-- start --
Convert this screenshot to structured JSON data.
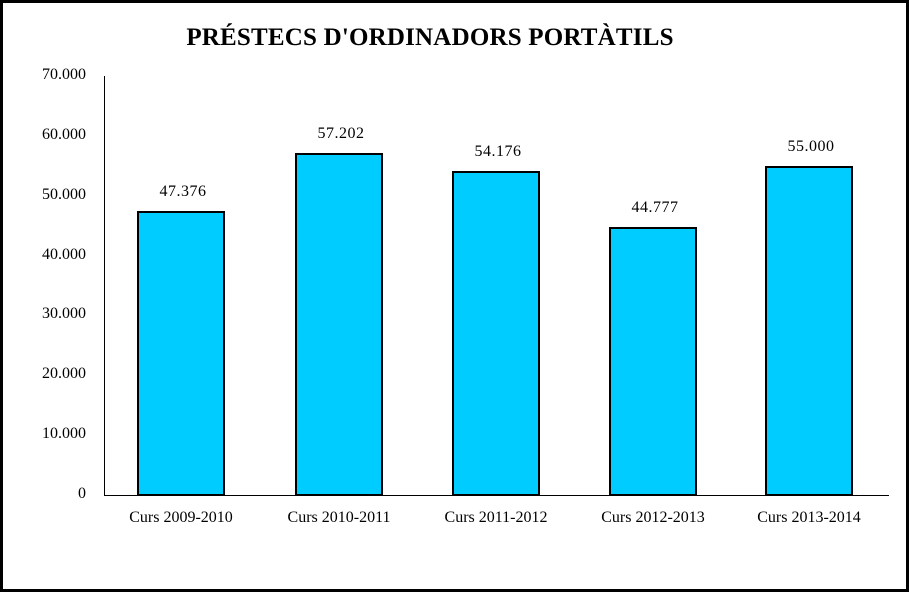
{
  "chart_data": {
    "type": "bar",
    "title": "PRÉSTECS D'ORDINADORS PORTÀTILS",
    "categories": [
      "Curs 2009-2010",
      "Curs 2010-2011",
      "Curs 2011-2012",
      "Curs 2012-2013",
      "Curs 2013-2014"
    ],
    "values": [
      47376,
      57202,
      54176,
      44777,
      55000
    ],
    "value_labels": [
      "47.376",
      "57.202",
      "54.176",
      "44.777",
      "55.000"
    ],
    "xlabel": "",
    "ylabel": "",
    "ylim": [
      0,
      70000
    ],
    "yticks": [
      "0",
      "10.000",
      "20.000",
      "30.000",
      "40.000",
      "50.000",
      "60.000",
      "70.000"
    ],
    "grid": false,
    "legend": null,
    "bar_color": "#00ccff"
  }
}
-- end --
-- start --
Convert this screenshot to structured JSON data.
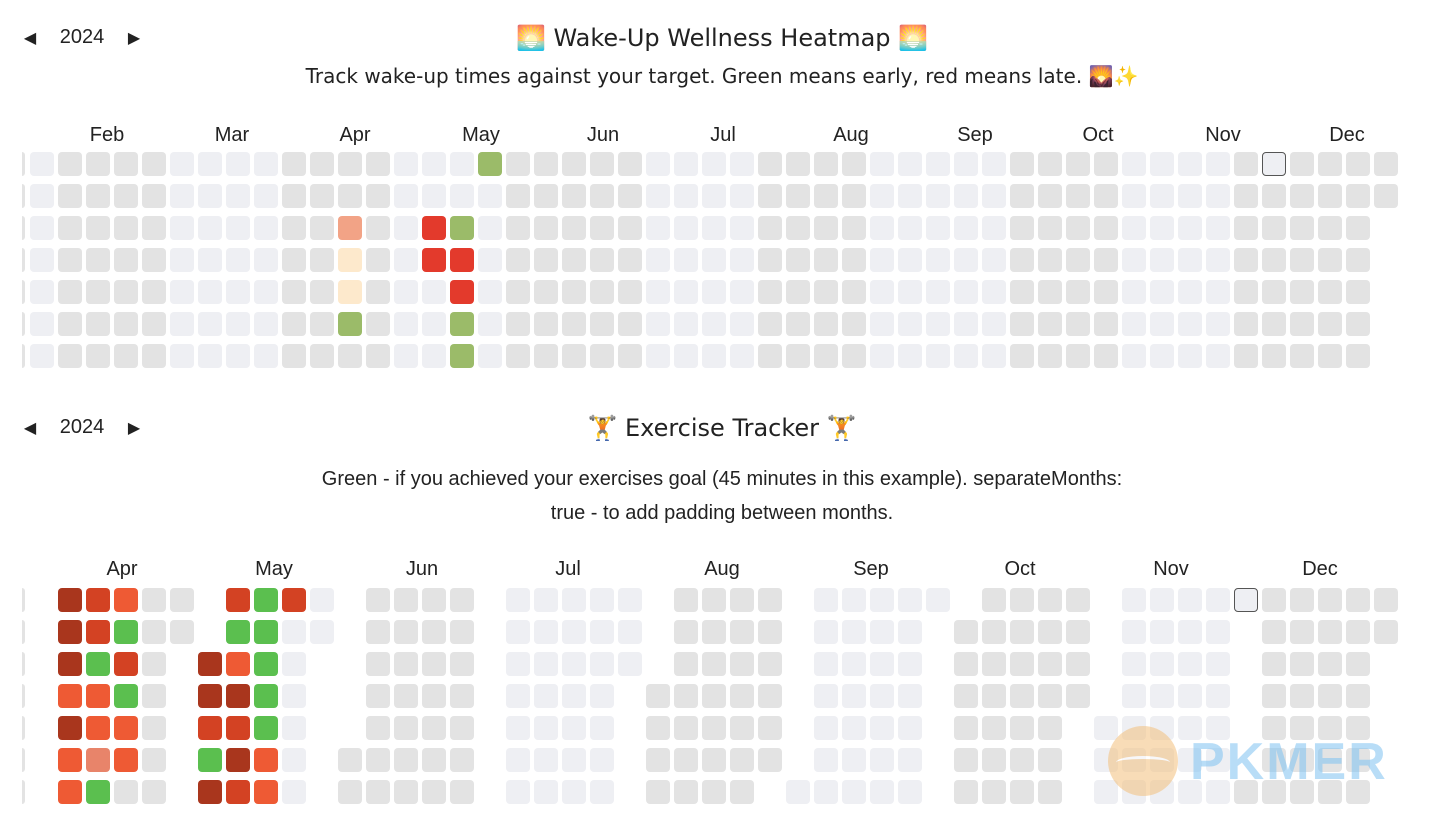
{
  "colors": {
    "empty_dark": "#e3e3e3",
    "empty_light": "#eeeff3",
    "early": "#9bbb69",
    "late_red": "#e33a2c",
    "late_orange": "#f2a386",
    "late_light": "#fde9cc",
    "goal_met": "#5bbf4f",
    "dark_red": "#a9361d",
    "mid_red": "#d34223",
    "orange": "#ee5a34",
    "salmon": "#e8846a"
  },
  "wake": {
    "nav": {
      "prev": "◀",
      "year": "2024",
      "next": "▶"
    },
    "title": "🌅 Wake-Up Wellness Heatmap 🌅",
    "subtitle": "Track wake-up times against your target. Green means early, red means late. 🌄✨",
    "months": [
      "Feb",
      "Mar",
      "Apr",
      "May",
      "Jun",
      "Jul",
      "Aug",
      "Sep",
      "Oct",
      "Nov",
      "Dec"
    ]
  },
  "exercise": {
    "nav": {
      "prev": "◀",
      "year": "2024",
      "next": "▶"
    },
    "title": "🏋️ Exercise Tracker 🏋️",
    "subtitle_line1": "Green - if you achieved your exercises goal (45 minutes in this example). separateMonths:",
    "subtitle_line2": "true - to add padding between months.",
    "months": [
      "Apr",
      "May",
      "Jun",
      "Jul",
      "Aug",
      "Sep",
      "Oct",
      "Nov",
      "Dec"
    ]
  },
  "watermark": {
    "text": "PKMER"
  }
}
-- end --
# WHAT TO PRODUCE
Pick out and copy the lines of the entries that hold the string "Curs".

# OUTPUT FOR THIS EXERCISE
      "Curs 2009-2010",
      "Curs 2010-2011",
      "Curs 2011-2012",
      "Curs 2012-2013",
      "Curs 2013-2014"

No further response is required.